_Your task_. Draw out every line with the word "What" from the listing below.

[Figure content listings]
>>>>>
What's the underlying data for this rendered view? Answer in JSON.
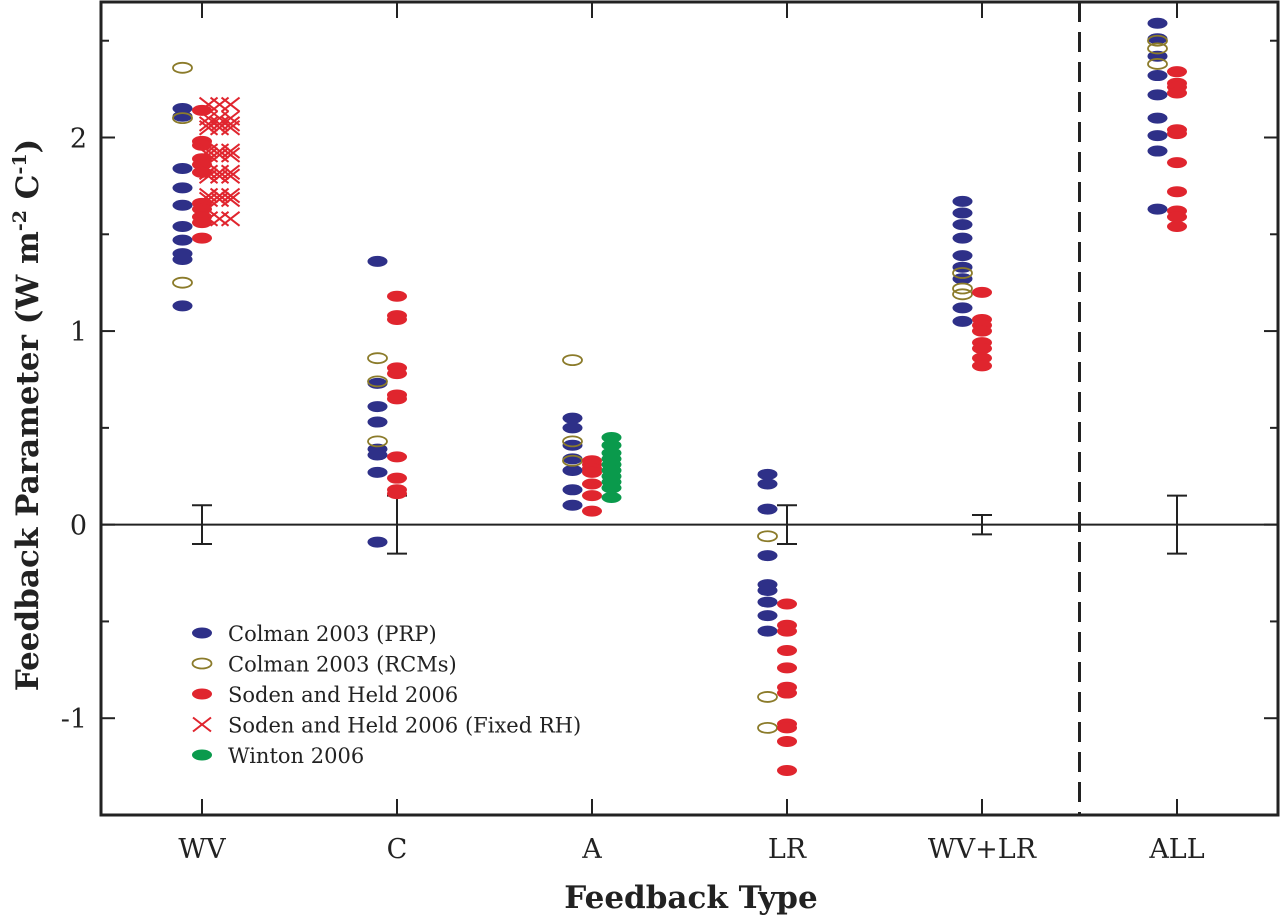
{
  "chart_data": {
    "type": "scatter",
    "title": "",
    "xlabel": "Feedback Type",
    "ylabel_main": "Feedback Parameter (W m",
    "ylabel_sup1": "-2",
    "ylabel_mid": "  C",
    "ylabel_sup2": "-1",
    "ylabel_end": ")",
    "ylim": [
      -1.5,
      2.7
    ],
    "yticks": [
      -1,
      0,
      1,
      2
    ],
    "ytick_labels": [
      "-1",
      "0",
      "1",
      "2"
    ],
    "categories": [
      "WV",
      "C",
      "A",
      "LR",
      "WV+LR",
      "ALL"
    ],
    "divider_after_category": "WV+LR",
    "legend_position": "lower-left",
    "series": [
      {
        "name": "Colman 2003 (PRP)",
        "marker": "filled-ellipse",
        "color": "#2e3088",
        "offset": -0.5,
        "values": {
          "WV": [
            2.15,
            2.11,
            1.84,
            1.74,
            1.65,
            1.54,
            1.47,
            1.4,
            1.37,
            1.13
          ],
          "C": [
            1.36,
            0.73,
            0.61,
            0.53,
            0.39,
            0.36,
            0.27,
            -0.09
          ],
          "A": [
            0.55,
            0.5,
            0.41,
            0.34,
            0.28,
            0.18,
            0.1
          ],
          "LR": [
            0.26,
            0.21,
            0.08,
            -0.16,
            -0.31,
            -0.34,
            -0.4,
            -0.47,
            -0.55
          ],
          "WV+LR": [
            1.67,
            1.61,
            1.55,
            1.48,
            1.39,
            1.33,
            1.27,
            1.12,
            1.05
          ],
          "ALL": [
            2.59,
            2.51,
            2.42,
            2.32,
            2.22,
            2.1,
            2.01,
            1.93,
            1.63
          ]
        }
      },
      {
        "name": "Colman 2003 (RCMs)",
        "marker": "open-ellipse",
        "color": "#8b7b2a",
        "offset": -0.5,
        "values": {
          "WV": [
            2.36,
            2.1,
            1.25
          ],
          "C": [
            0.86,
            0.74,
            0.43
          ],
          "A": [
            0.85,
            0.43,
            0.33
          ],
          "LR": [
            -0.06,
            -0.89,
            -1.05
          ],
          "WV+LR": [
            1.3,
            1.22,
            1.19
          ],
          "ALL": [
            2.5,
            2.46,
            2.38
          ]
        }
      },
      {
        "name": "Soden and Held 2006",
        "marker": "filled-ellipse",
        "color": "#e0252e",
        "offset": 0.0,
        "values": {
          "WV": [
            2.14,
            1.98,
            1.96,
            1.89,
            1.86,
            1.82,
            1.66,
            1.63,
            1.59,
            1.56,
            1.48
          ],
          "C": [
            1.18,
            1.08,
            1.06,
            0.81,
            0.78,
            0.67,
            0.65,
            0.35,
            0.24,
            0.18,
            0.16
          ],
          "A": [
            0.33,
            0.31,
            0.29,
            0.27,
            0.21,
            0.15,
            0.07
          ],
          "LR": [
            -0.41,
            -0.52,
            -0.55,
            -0.65,
            -0.74,
            -0.84,
            -0.87,
            -1.03,
            -1.05,
            -1.12,
            -1.27
          ],
          "WV+LR": [
            1.2,
            1.06,
            1.03,
            1.0,
            0.94,
            0.91,
            0.86,
            0.82
          ],
          "ALL": [
            2.34,
            2.28,
            2.26,
            2.23,
            2.04,
            2.02,
            1.87,
            1.72,
            1.62,
            1.59,
            1.54
          ]
        }
      },
      {
        "name": "Soden and Held 2006 (Fixed RH)",
        "marker": "cross",
        "color": "#e0252e",
        "offset": 0.45,
        "values": {
          "WV": [
            2.17,
            2.1,
            2.07,
            2.05,
            1.93,
            1.91,
            1.82,
            1.8,
            1.7,
            1.68,
            1.58
          ]
        }
      },
      {
        "name": "Winton 2006",
        "marker": "filled-ellipse",
        "color": "#0a9a4c",
        "offset": 0.5,
        "values": {
          "A": [
            0.45,
            0.41,
            0.37,
            0.34,
            0.31,
            0.28,
            0.25,
            0.22,
            0.19,
            0.14
          ]
        }
      }
    ],
    "error_bars": [
      {
        "category": "WV",
        "low": -0.1,
        "high": 0.1
      },
      {
        "category": "C",
        "low": -0.15,
        "high": 0.15
      },
      {
        "category": "LR",
        "low": -0.1,
        "high": 0.1
      },
      {
        "category": "WV+LR",
        "low": -0.05,
        "high": 0.05
      },
      {
        "category": "ALL",
        "low": -0.15,
        "high": 0.15
      }
    ]
  }
}
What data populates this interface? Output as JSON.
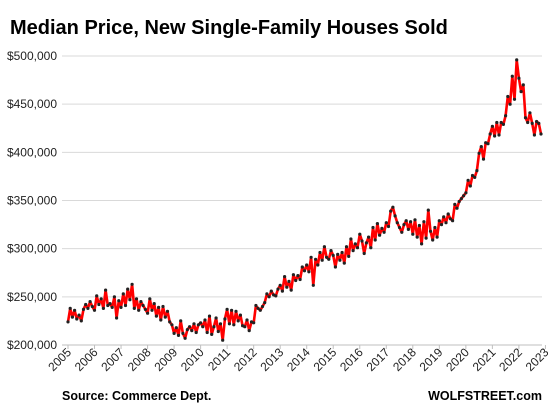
{
  "chart_data": {
    "type": "line",
    "title": "Median Price, New Single-Family Houses Sold",
    "source": "Source: Commerce Dept.",
    "brand": "WOLFSTREET.com",
    "xlabel": "",
    "ylabel": "",
    "ylim": [
      200000,
      500000
    ],
    "y_ticks": [
      200000,
      250000,
      300000,
      350000,
      400000,
      450000,
      500000
    ],
    "y_tick_labels": [
      "$200,000",
      "$250,000",
      "$300,000",
      "$350,000",
      "$400,000",
      "$450,000",
      "$500,000"
    ],
    "x_tick_labels": [
      "2005",
      "2006",
      "2007",
      "2008",
      "2009",
      "2010",
      "2011",
      "2012",
      "2013",
      "2014",
      "2015",
      "2016",
      "2017",
      "2018",
      "2019",
      "2020",
      "2021",
      "2022",
      "2023"
    ],
    "grid": true,
    "colors": {
      "line": "#ff0000",
      "marker": "#222222",
      "grid": "#d9d9d9"
    },
    "series": [
      {
        "start": "2005-01",
        "frequency": "monthly",
        "values": [
          224000,
          238000,
          229000,
          236000,
          227000,
          231000,
          225000,
          237000,
          242000,
          238000,
          245000,
          240000,
          236000,
          251000,
          242000,
          248000,
          238000,
          257000,
          241000,
          243000,
          239000,
          250000,
          228000,
          246000,
          239000,
          253000,
          241000,
          258000,
          247000,
          263000,
          238000,
          248000,
          236000,
          245000,
          241000,
          237000,
          233000,
          248000,
          236000,
          243000,
          230000,
          239000,
          226000,
          240000,
          229000,
          235000,
          224000,
          221000,
          212000,
          218000,
          210000,
          225000,
          212000,
          207000,
          216000,
          219000,
          215000,
          222000,
          213000,
          221000,
          223000,
          219000,
          226000,
          213000,
          230000,
          211000,
          219000,
          228000,
          214000,
          222000,
          205000,
          227000,
          237000,
          222000,
          236000,
          221000,
          235000,
          225000,
          231000,
          220000,
          219000,
          226000,
          215000,
          224000,
          223000,
          241000,
          238000,
          236000,
          240000,
          244000,
          253000,
          250000,
          256000,
          252000,
          251000,
          258000,
          262000,
          256000,
          271000,
          260000,
          266000,
          257000,
          273000,
          267000,
          272000,
          268000,
          281000,
          277000,
          283000,
          276000,
          291000,
          262000,
          289000,
          283000,
          296000,
          288000,
          302000,
          291000,
          289000,
          298000,
          293000,
          281000,
          294000,
          288000,
          296000,
          285000,
          302000,
          292000,
          310000,
          298000,
          305000,
          301000,
          315000,
          308000,
          295000,
          306000,
          312000,
          301000,
          322000,
          309000,
          326000,
          314000,
          321000,
          317000,
          327000,
          323000,
          339000,
          343000,
          334000,
          327000,
          322000,
          317000,
          325000,
          329000,
          320000,
          328000,
          315000,
          330000,
          312000,
          324000,
          305000,
          328000,
          311000,
          340000,
          318000,
          309000,
          322000,
          312000,
          329000,
          325000,
          333000,
          327000,
          336000,
          331000,
          329000,
          346000,
          342000,
          349000,
          352000,
          355000,
          358000,
          371000,
          365000,
          376000,
          374000,
          381000,
          399000,
          406000,
          393000,
          410000,
          409000,
          419000,
          427000,
          417000,
          431000,
          418000,
          431000,
          429000,
          438000,
          458000,
          450000,
          479000,
          455000,
          496000,
          477000,
          463000,
          470000,
          436000,
          431000,
          441000,
          430000,
          418000,
          432000,
          430000,
          419000
        ]
      }
    ]
  }
}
<<<<<
_Written reply_.
What's the underlying data for this rendered view? Answer in JSON.
What data populates this interface? Output as JSON.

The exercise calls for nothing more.